GIVEN PROBLEM: Check each line of the records below for the word "医保药品分类与代码数据库" and copy those where it appears.

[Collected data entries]
----------------

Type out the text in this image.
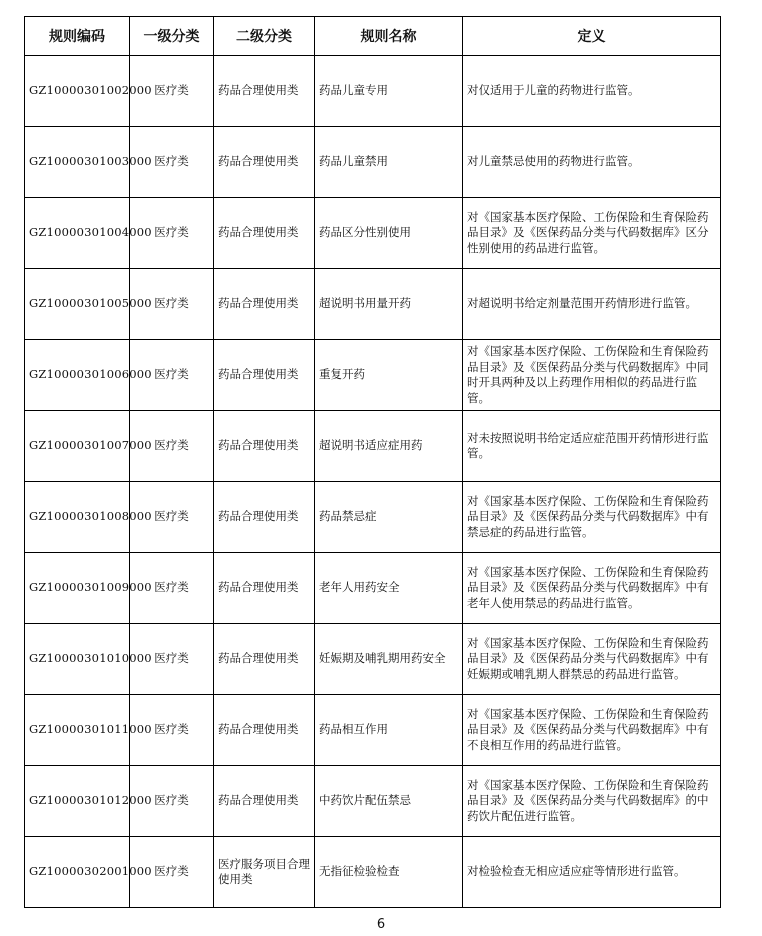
规则编码	一级分类	二级分类	规则名称	定义
GZ10000301002000	医疗类	药品合理使用类	药品儿童专用	对仅适用于儿童的药物进行监管。
GZ10000301003000	医疗类	药品合理使用类	药品儿童禁用	对儿童禁忌使用的药物进行监管。
GZ10000301004000	医疗类	药品合理使用类	药品区分性别使用	对《国家基本医疗保险、工伤保险和生育保险药品目录》及《医保药品分类与代码数据库》区分性别使用的药品进行监管。
GZ10000301005000	医疗类	药品合理使用类	超说明书用量开药	对超说明书给定剂量范围开药情形进行监管。
GZ10000301006000	医疗类	药品合理使用类	重复开药	对《国家基本医疗保险、工伤保险和生育保险药品目录》及《医保药品分类与代码数据库》中同时开具两种及以上药理作用相似的药品进行监管。
GZ10000301007000	医疗类	药品合理使用类	超说明书适应症用药	对未按照说明书给定适应症范围开药情形进行监管。
GZ10000301008000	医疗类	药品合理使用类	药品禁忌症	对《国家基本医疗保险、工伤保险和生育保险药品目录》及《医保药品分类与代码数据库》中有禁忌症的药品进行监管。
GZ10000301009000	医疗类	药品合理使用类	老年人用药安全	对《国家基本医疗保险、工伤保险和生育保险药品目录》及《医保药品分类与代码数据库》中有老年人使用禁忌的药品进行监管。
GZ10000301010000	医疗类	药品合理使用类	妊娠期及哺乳期用药安全	对《国家基本医疗保险、工伤保险和生育保险药品目录》及《医保药品分类与代码数据库》中有妊娠期或哺乳期人群禁忌的药品进行监管。
GZ10000301011000	医疗类	药品合理使用类	药品相互作用	对《国家基本医疗保险、工伤保险和生育保险药品目录》及《医保药品分类与代码数据库》中有不良相互作用的药品进行监管。
GZ10000301012000	医疗类	药品合理使用类	中药饮片配伍禁忌	对《国家基本医疗保险、工伤保险和生育保险药品目录》及《医保药品分类与代码数据库》的中药饮片配伍进行监管。
GZ10000302001000	医疗类	医疗服务项目合理使用类	无指征检验检查	对检验检查无相应适应症等情形进行监管。
6
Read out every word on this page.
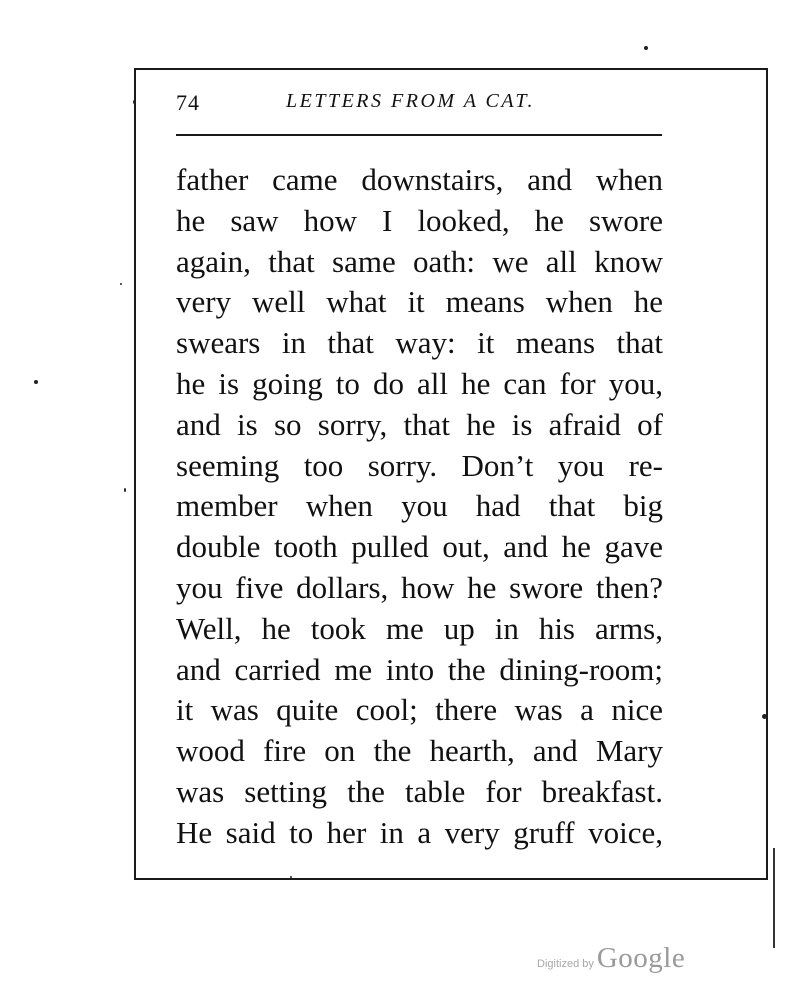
74	LETTERS FROM A CAT.
father came downstairs, and when
he saw how I looked, he swore
again, that same oath: we all know
very well what it means when he
swears in that way: it means that
he is going to do all he can for you,
and is so sorry, that he is afraid of
seeming too sorry. Don’t you re-
member when you had that big
double tooth pulled out, and he gave
you five dollars, how he swore then?
Well, he took me up in his arms,
and carried me into the dining-room;
it was quite cool; there was a nice
wood fire on the hearth, and Mary
was setting the table for breakfast.
He said to her in a very gruff voice,
Digitized by Google
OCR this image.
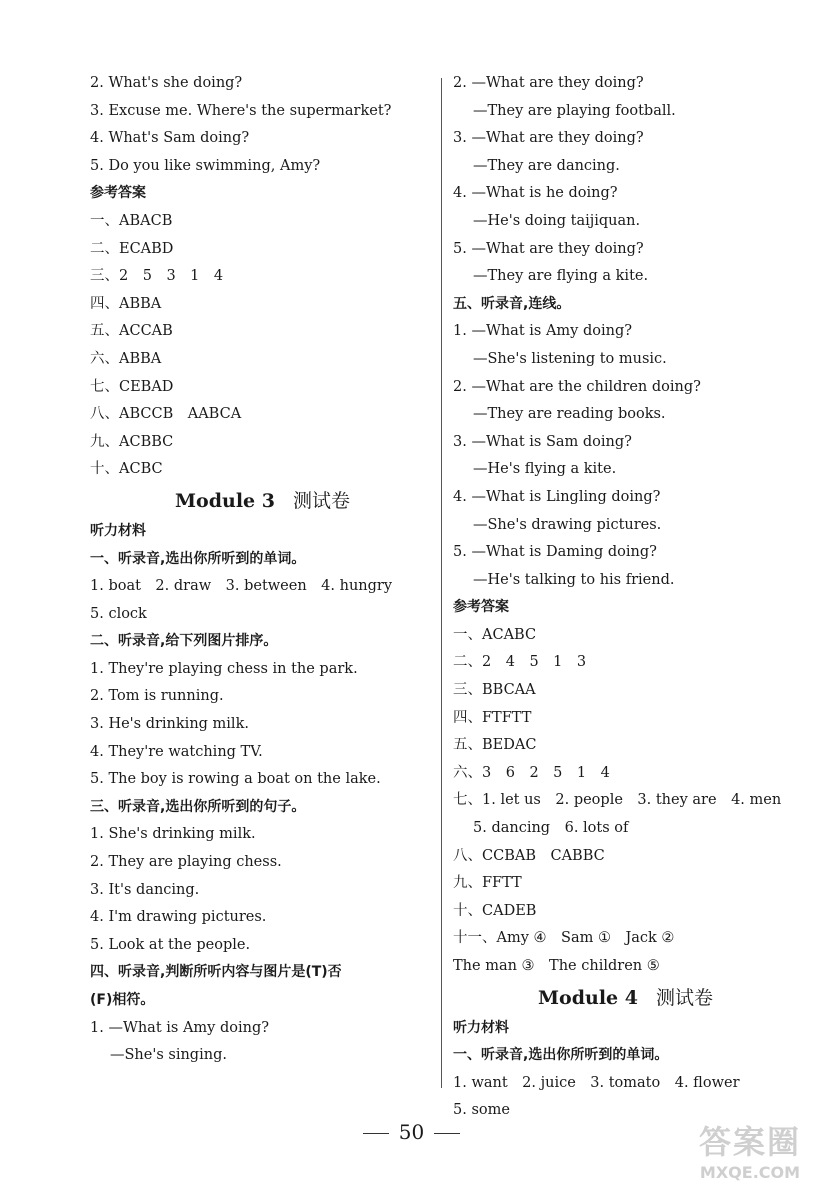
2. What's she doing?
3. Excuse me. Where's the supermarket?
4. What's Sam doing?
5. Do you like swimming, Amy?
参考答案
一、ABACB
二、ECABD
三、2　5　3　1　4
四、ABBA
五、ACCAB
六、ABBA
七、CEBAD
八、ABCCB　AABCA
九、ACBBC
十、ACBC
Module 3 测试卷
听力材料
一、听录音,选出你所听到的单词。
1. boat　2. draw　3. between　4. hungry
5. clock
二、听录音,给下列图片排序。
1. They're playing chess in the park.
2. Tom is running.
3. He's drinking milk.
4. They're watching TV.
5. The boy is rowing a boat on the lake.
三、听录音,选出你所听到的句子。
1. She's drinking milk.
2. They are playing chess.
3. It's dancing.
4. I'm drawing pictures.
5. Look at the people.
四、听录音,判断所听内容与图片是(T)否
(F)相符。
1. —What is Amy doing?
—She's singing.
2. —What are they doing?
—They are playing football.
3. —What are they doing?
—They are dancing.
4. —What is he doing?
—He's doing taijiquan.
5. —What are they doing?
—They are flying a kite.
五、听录音,连线。
1. —What is Amy doing?
—She's listening to music.
2. —What are the children doing?
—They are reading books.
3. —What is Sam doing?
—He's flying a kite.
4. —What is Lingling doing?
—She's drawing pictures.
5. —What is Daming doing?
—He's talking to his friend.
参考答案
一、ACABC
二、2　4　5　1　3
三、BBCAA
四、FTFTT
五、BEDAC
六、3　6　2　5　1　4
七、1. let us　2. people　3. they are　4. men
5. dancing　6. lots of
八、CCBAB　CABBC
九、FFTT
十、CADEB
十一、Amy ④　Sam ①　Jack ②
The man ③　The children ⑤
Module 4 测试卷
听力材料
一、听录音,选出你所听到的单词。
1. want　2. juice　3. tomato　4. flower
5. some
50	答案圈
MXQE.COM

----------------

SOLUTION FOR THIS PROBLEM:
GZ10000301004000	医疗类	药品合理使用类	药品区分性别使用	对《国家基本医疗保险、工伤保险和生育保险药品目录》及《医保药品分类与代码数据库》区分性别使用的药品进行监管。
GZ10000301006000	医疗类	药品合理使用类	重复开药	对《国家基本医疗保险、工伤保险和生育保险药品目录》及《医保药品分类与代码数据库》中同时开具两种及以上药理作用相似的药品进行监管。
GZ10000301008000	医疗类	药品合理使用类	药品禁忌症	对《国家基本医疗保险、工伤保险和生育保险药品目录》及《医保药品分类与代码数据库》中有禁忌症的药品进行监管。
GZ10000301009000	医疗类	药品合理使用类	老年人用药安全	对《国家基本医疗保险、工伤保险和生育保险药品目录》及《医保药品分类与代码数据库》中有老年人使用禁忌的药品进行监管。
GZ10000301010000	医疗类	药品合理使用类	妊娠期及哺乳期用药安全	对《国家基本医疗保险、工伤保险和生育保险药品目录》及《医保药品分类与代码数据库》中有妊娠期或哺乳期人群禁忌的药品进行监管。
GZ10000301011000	医疗类	药品合理使用类	药品相互作用	对《国家基本医疗保险、工伤保险和生育保险药品目录》及《医保药品分类与代码数据库》中有不良相互作用的药品进行监管。
GZ10000301012000	医疗类	药品合理使用类	中药饮片配伍禁忌	对《国家基本医疗保险、工伤保险和生育保险药品目录》及《医保药品分类与代码数据库》的中药饮片配伍进行监管。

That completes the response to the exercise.